Output the material below in full, exactly as it is.

[Figure data in JSON]
# # # # #

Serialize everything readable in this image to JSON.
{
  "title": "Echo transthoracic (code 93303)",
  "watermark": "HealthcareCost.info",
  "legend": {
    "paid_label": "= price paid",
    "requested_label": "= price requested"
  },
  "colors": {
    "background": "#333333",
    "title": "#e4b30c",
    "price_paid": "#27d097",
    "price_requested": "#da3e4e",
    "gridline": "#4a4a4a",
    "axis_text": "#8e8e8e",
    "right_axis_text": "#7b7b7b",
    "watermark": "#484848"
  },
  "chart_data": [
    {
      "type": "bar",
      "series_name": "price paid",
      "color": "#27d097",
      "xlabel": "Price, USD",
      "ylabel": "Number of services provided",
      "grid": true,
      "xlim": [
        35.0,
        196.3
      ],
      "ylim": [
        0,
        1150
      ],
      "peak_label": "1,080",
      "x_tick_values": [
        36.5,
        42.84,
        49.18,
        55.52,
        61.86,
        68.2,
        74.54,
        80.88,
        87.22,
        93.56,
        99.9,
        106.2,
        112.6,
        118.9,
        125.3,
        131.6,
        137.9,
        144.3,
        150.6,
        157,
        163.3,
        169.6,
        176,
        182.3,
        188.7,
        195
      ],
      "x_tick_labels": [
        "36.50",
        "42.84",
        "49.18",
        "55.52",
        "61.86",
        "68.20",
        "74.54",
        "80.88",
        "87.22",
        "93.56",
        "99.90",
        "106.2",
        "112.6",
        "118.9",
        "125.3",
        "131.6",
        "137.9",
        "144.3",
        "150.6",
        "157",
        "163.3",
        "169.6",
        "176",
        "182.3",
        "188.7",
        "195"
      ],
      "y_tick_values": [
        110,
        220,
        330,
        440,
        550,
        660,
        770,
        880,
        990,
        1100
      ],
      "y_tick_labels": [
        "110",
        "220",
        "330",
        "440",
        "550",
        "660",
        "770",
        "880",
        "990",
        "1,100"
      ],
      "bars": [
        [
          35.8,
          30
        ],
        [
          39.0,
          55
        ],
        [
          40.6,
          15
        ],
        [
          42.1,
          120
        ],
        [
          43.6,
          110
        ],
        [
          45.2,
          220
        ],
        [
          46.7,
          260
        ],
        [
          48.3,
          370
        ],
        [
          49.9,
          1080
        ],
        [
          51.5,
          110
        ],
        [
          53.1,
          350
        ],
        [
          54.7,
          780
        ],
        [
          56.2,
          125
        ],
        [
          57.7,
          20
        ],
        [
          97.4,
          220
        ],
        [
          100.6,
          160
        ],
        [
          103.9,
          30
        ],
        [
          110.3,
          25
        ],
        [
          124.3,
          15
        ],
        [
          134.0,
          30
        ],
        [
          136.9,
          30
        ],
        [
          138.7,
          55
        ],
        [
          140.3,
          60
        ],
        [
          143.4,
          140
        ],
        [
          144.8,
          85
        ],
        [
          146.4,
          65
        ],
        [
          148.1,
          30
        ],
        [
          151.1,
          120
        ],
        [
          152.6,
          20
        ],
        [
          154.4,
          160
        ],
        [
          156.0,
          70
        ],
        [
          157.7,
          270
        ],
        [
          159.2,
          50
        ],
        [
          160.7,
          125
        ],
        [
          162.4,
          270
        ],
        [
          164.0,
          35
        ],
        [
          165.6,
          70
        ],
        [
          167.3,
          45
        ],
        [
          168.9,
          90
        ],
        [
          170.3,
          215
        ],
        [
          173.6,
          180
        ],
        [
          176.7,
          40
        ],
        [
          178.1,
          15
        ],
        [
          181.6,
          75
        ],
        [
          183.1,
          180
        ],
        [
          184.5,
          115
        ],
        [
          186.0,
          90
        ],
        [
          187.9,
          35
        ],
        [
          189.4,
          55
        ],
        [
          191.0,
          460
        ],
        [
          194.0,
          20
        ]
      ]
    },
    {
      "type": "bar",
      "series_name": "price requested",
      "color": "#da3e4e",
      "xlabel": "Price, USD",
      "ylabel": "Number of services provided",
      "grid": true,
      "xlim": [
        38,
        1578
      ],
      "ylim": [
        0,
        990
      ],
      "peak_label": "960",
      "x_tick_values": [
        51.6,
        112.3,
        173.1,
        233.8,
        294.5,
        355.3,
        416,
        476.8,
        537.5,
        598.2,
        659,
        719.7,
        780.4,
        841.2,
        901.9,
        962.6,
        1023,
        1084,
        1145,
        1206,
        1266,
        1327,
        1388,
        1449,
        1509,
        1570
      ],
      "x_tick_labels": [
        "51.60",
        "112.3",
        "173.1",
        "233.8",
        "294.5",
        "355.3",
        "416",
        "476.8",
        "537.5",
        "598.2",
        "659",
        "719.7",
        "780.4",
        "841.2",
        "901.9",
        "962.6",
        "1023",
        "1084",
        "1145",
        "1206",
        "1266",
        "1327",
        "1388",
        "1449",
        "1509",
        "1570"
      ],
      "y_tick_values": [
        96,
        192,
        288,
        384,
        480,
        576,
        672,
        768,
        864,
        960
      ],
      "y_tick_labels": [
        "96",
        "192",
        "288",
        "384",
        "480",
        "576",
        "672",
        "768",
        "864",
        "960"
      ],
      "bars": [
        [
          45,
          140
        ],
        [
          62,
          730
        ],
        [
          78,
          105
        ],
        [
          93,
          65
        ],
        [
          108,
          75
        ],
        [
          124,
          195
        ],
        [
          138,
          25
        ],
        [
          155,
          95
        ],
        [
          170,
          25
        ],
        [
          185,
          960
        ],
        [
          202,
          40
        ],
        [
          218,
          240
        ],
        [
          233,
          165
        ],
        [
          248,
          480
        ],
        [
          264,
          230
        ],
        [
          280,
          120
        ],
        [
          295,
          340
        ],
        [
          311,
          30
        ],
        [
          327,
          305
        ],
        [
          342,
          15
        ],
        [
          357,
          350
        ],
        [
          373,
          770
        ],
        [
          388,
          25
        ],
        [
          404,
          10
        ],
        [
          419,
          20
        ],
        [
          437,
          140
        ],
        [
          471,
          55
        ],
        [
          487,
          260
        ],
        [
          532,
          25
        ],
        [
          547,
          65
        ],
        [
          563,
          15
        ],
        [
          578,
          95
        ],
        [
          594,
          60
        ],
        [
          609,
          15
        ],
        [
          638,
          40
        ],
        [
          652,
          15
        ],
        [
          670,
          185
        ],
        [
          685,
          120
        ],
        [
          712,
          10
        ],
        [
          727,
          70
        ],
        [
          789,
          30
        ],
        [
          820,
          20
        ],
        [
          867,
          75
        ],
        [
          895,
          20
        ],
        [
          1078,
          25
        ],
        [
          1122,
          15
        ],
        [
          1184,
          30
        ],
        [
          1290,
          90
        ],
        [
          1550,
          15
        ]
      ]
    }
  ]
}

# # # # #

_Complete output_.
Serialize everything readable in this image to JSON.
{
  "title": "Echo transthoracic (code 93303)",
  "watermark": "HealthcareCost.info",
  "legend": {
    "paid_label": "= price paid",
    "requested_label": "= price requested"
  },
  "colors": {
    "background": "#333333",
    "title": "#e4b30c",
    "price_paid": "#27d097",
    "price_requested": "#da3e4e",
    "gridline": "#4a4a4a",
    "axis_text": "#8e8e8e",
    "right_axis_text": "#7b7b7b",
    "watermark": "#484848"
  },
  "chart_data": [
    {
      "type": "bar",
      "series_name": "price paid",
      "color": "#27d097",
      "xlabel": "Price, USD",
      "ylabel": "Number of services provided",
      "grid": true,
      "xlim": [
        35.0,
        196.3
      ],
      "ylim": [
        0,
        1150
      ],
      "peak_label": "1,080",
      "x_tick_values": [
        36.5,
        42.84,
        49.18,
        55.52,
        61.86,
        68.2,
        74.54,
        80.88,
        87.22,
        93.56,
        99.9,
        106.2,
        112.6,
        118.9,
        125.3,
        131.6,
        137.9,
        144.3,
        150.6,
        157,
        163.3,
        169.6,
        176,
        182.3,
        188.7,
        195
      ],
      "x_tick_labels": [
        "36.50",
        "42.84",
        "49.18",
        "55.52",
        "61.86",
        "68.20",
        "74.54",
        "80.88",
        "87.22",
        "93.56",
        "99.90",
        "106.2",
        "112.6",
        "118.9",
        "125.3",
        "131.6",
        "137.9",
        "144.3",
        "150.6",
        "157",
        "163.3",
        "169.6",
        "176",
        "182.3",
        "188.7",
        "195"
      ],
      "y_tick_values": [
        110,
        220,
        330,
        440,
        550,
        660,
        770,
        880,
        990,
        1100
      ],
      "y_tick_labels": [
        "110",
        "220",
        "330",
        "440",
        "550",
        "660",
        "770",
        "880",
        "990",
        "1,100"
      ],
      "bars": [
        [
          35.8,
          30
        ],
        [
          39.0,
          55
        ],
        [
          40.6,
          15
        ],
        [
          42.1,
          120
        ],
        [
          43.6,
          110
        ],
        [
          45.2,
          220
        ],
        [
          46.7,
          260
        ],
        [
          48.3,
          370
        ],
        [
          49.9,
          1080
        ],
        [
          51.5,
          110
        ],
        [
          53.1,
          350
        ],
        [
          54.7,
          780
        ],
        [
          56.2,
          125
        ],
        [
          57.7,
          20
        ],
        [
          97.4,
          220
        ],
        [
          100.6,
          160
        ],
        [
          103.9,
          30
        ],
        [
          110.3,
          25
        ],
        [
          124.3,
          15
        ],
        [
          134.0,
          30
        ],
        [
          136.9,
          30
        ],
        [
          138.7,
          55
        ],
        [
          140.3,
          60
        ],
        [
          143.4,
          140
        ],
        [
          144.8,
          85
        ],
        [
          146.4,
          65
        ],
        [
          148.1,
          30
        ],
        [
          151.1,
          120
        ],
        [
          152.6,
          20
        ],
        [
          154.4,
          160
        ],
        [
          156.0,
          70
        ],
        [
          157.7,
          270
        ],
        [
          159.2,
          50
        ],
        [
          160.7,
          125
        ],
        [
          162.4,
          270
        ],
        [
          164.0,
          35
        ],
        [
          165.6,
          70
        ],
        [
          167.3,
          45
        ],
        [
          168.9,
          90
        ],
        [
          170.3,
          215
        ],
        [
          173.6,
          180
        ],
        [
          176.7,
          40
        ],
        [
          178.1,
          15
        ],
        [
          181.6,
          75
        ],
        [
          183.1,
          180
        ],
        [
          184.5,
          115
        ],
        [
          186.0,
          90
        ],
        [
          187.9,
          35
        ],
        [
          189.4,
          55
        ],
        [
          191.0,
          460
        ],
        [
          194.0,
          20
        ]
      ]
    },
    {
      "type": "bar",
      "series_name": "price requested",
      "color": "#da3e4e",
      "xlabel": "Price, USD",
      "ylabel": "Number of services provided",
      "grid": true,
      "xlim": [
        38,
        1578
      ],
      "ylim": [
        0,
        990
      ],
      "peak_label": "960",
      "x_tick_values": [
        51.6,
        112.3,
        173.1,
        233.8,
        294.5,
        355.3,
        416,
        476.8,
        537.5,
        598.2,
        659,
        719.7,
        780.4,
        841.2,
        901.9,
        962.6,
        1023,
        1084,
        1145,
        1206,
        1266,
        1327,
        1388,
        1449,
        1509,
        1570
      ],
      "x_tick_labels": [
        "51.60",
        "112.3",
        "173.1",
        "233.8",
        "294.5",
        "355.3",
        "416",
        "476.8",
        "537.5",
        "598.2",
        "659",
        "719.7",
        "780.4",
        "841.2",
        "901.9",
        "962.6",
        "1023",
        "1084",
        "1145",
        "1206",
        "1266",
        "1327",
        "1388",
        "1449",
        "1509",
        "1570"
      ],
      "y_tick_values": [
        96,
        192,
        288,
        384,
        480,
        576,
        672,
        768,
        864,
        960
      ],
      "y_tick_labels": [
        "96",
        "192",
        "288",
        "384",
        "480",
        "576",
        "672",
        "768",
        "864",
        "960"
      ],
      "bars": [
        [
          45,
          140
        ],
        [
          62,
          730
        ],
        [
          78,
          105
        ],
        [
          93,
          65
        ],
        [
          108,
          75
        ],
        [
          124,
          195
        ],
        [
          138,
          25
        ],
        [
          155,
          95
        ],
        [
          170,
          25
        ],
        [
          185,
          960
        ],
        [
          202,
          40
        ],
        [
          218,
          240
        ],
        [
          233,
          165
        ],
        [
          248,
          480
        ],
        [
          264,
          230
        ],
        [
          280,
          120
        ],
        [
          295,
          340
        ],
        [
          311,
          30
        ],
        [
          327,
          305
        ],
        [
          342,
          15
        ],
        [
          357,
          350
        ],
        [
          373,
          770
        ],
        [
          388,
          25
        ],
        [
          404,
          10
        ],
        [
          419,
          20
        ],
        [
          437,
          140
        ],
        [
          471,
          55
        ],
        [
          487,
          260
        ],
        [
          532,
          25
        ],
        [
          547,
          65
        ],
        [
          563,
          15
        ],
        [
          578,
          95
        ],
        [
          594,
          60
        ],
        [
          609,
          15
        ],
        [
          638,
          40
        ],
        [
          652,
          15
        ],
        [
          670,
          185
        ],
        [
          685,
          120
        ],
        [
          712,
          10
        ],
        [
          727,
          70
        ],
        [
          789,
          30
        ],
        [
          820,
          20
        ],
        [
          867,
          75
        ],
        [
          895,
          20
        ],
        [
          1078,
          25
        ],
        [
          1122,
          15
        ],
        [
          1184,
          30
        ],
        [
          1290,
          90
        ],
        [
          1550,
          15
        ]
      ]
    }
  ]
}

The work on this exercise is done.